[REQUIREMENTS] Find the string "Engineering" and gather every line that holds it.

[Collected data entries]
────────────────

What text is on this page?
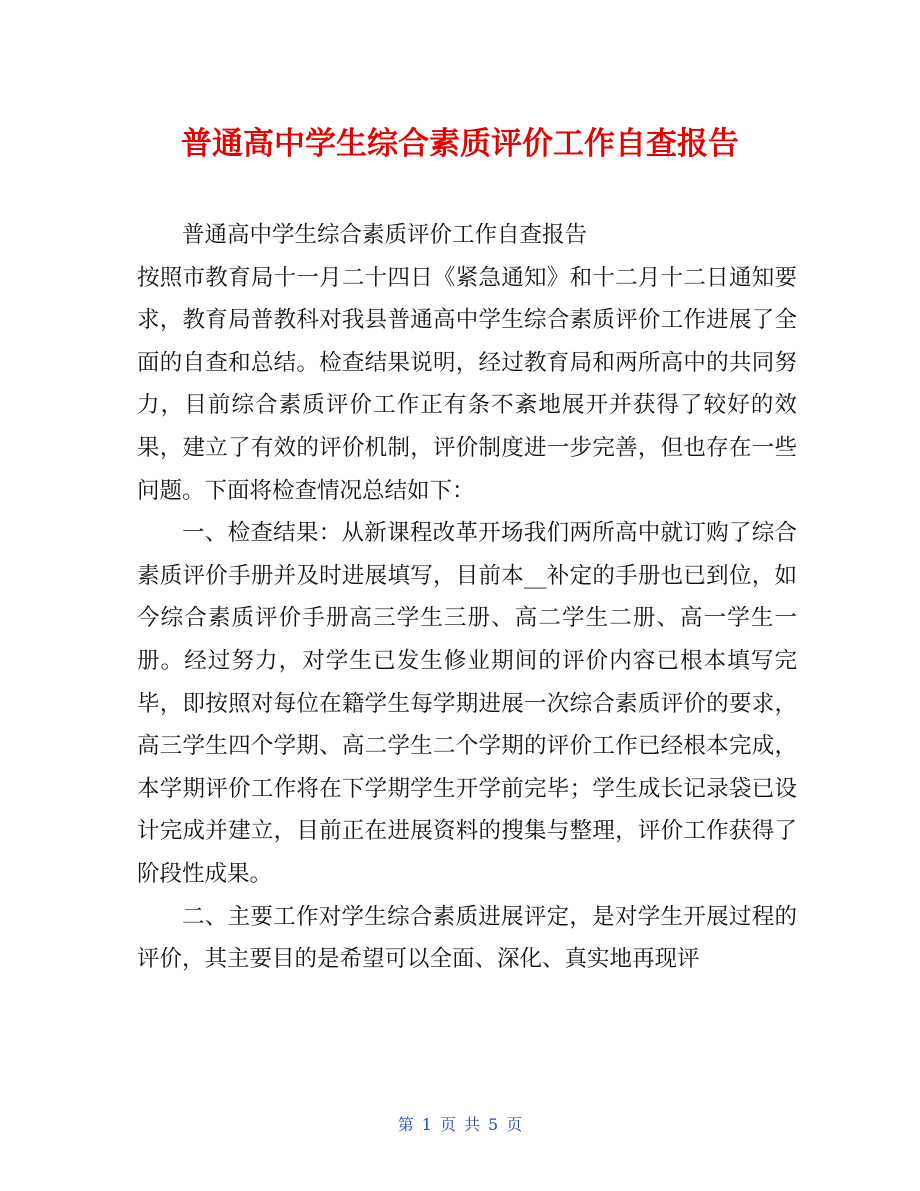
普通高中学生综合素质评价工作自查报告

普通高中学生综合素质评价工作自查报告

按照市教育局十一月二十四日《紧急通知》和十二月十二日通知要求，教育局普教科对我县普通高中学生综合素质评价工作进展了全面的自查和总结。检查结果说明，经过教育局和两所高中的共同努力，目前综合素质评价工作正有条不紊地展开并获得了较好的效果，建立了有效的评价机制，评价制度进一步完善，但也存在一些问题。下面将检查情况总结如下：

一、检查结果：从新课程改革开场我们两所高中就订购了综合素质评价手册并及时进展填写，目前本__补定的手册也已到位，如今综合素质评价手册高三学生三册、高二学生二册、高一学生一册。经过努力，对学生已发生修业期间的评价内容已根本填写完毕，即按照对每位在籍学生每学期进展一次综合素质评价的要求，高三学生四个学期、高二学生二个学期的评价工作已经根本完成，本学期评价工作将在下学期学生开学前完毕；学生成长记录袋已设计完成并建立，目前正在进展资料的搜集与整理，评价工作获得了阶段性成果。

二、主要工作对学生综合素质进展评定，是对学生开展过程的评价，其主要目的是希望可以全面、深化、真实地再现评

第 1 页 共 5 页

────────────────

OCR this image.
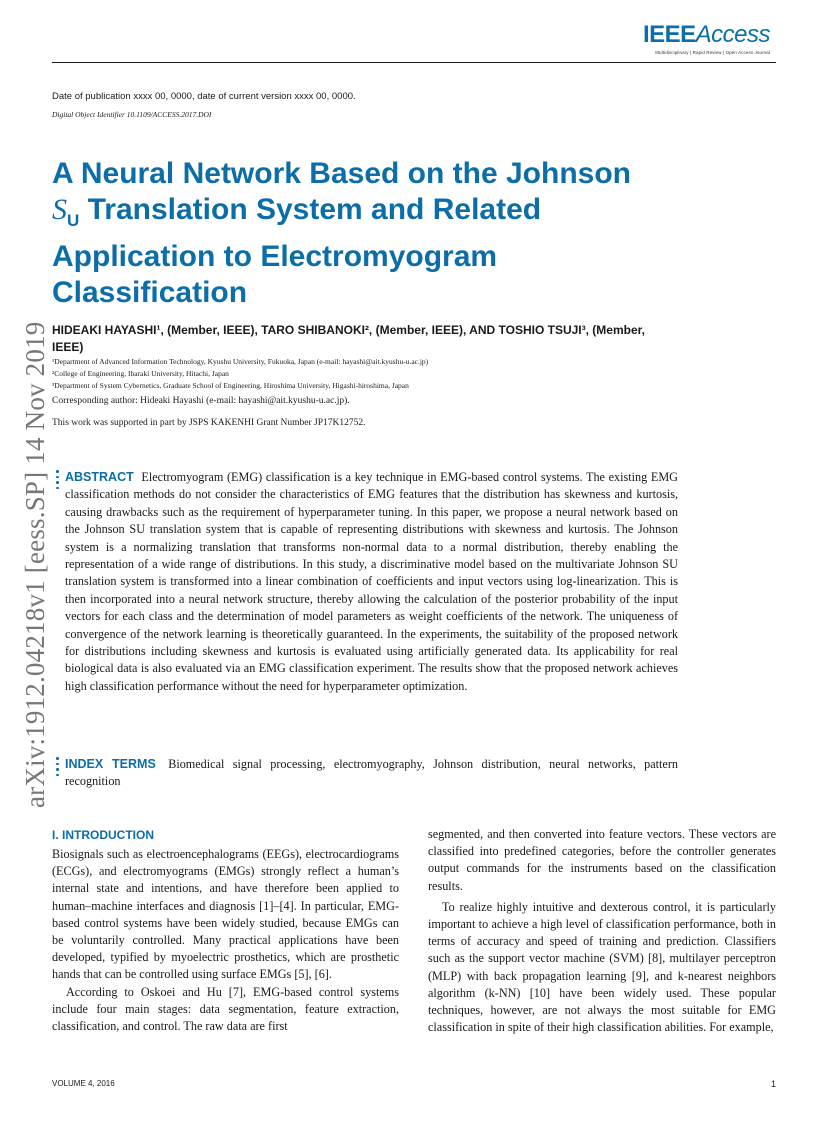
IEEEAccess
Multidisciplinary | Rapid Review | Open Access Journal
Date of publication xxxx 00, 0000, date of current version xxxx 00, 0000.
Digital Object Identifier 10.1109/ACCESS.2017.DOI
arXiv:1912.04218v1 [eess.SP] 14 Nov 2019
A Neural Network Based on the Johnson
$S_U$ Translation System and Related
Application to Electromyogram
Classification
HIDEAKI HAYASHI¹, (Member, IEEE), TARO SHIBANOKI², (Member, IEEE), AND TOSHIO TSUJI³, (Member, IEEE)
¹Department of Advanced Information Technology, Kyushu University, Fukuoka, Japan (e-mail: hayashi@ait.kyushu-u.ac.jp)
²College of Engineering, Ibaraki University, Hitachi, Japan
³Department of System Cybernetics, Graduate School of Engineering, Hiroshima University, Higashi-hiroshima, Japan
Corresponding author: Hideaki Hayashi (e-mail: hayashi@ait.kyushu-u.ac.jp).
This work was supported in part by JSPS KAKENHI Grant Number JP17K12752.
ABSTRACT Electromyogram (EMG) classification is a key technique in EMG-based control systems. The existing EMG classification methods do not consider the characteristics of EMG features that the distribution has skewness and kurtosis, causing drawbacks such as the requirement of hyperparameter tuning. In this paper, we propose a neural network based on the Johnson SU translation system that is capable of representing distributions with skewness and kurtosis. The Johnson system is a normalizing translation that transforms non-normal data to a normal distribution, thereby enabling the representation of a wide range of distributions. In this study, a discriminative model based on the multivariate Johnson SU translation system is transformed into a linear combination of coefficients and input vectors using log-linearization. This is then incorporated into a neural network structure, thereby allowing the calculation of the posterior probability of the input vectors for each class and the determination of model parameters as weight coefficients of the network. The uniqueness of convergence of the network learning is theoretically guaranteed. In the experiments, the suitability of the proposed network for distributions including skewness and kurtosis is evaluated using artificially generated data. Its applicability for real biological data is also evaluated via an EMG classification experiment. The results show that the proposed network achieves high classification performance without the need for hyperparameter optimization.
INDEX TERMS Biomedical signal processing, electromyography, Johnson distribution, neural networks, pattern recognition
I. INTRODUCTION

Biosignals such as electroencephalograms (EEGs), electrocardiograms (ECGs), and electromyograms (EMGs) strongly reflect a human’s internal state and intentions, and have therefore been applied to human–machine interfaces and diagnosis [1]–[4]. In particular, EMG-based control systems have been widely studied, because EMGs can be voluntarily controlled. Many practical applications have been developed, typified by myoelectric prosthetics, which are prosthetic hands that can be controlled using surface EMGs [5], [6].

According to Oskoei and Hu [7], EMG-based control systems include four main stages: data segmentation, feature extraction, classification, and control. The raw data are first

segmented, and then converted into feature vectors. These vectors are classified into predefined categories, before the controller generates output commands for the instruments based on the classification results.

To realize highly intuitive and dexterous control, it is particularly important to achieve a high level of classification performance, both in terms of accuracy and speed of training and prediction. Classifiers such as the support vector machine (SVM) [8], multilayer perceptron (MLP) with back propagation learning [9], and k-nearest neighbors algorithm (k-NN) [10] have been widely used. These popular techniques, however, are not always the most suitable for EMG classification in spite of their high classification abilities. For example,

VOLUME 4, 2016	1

────────────────

[FULL RESPONSE]
²College of Engineering, Ibaraki University, Hitachi, Japan
³Department of System Cybernetics, Graduate School of Engineering, Hiroshima University, Higashi-hiroshima, Japan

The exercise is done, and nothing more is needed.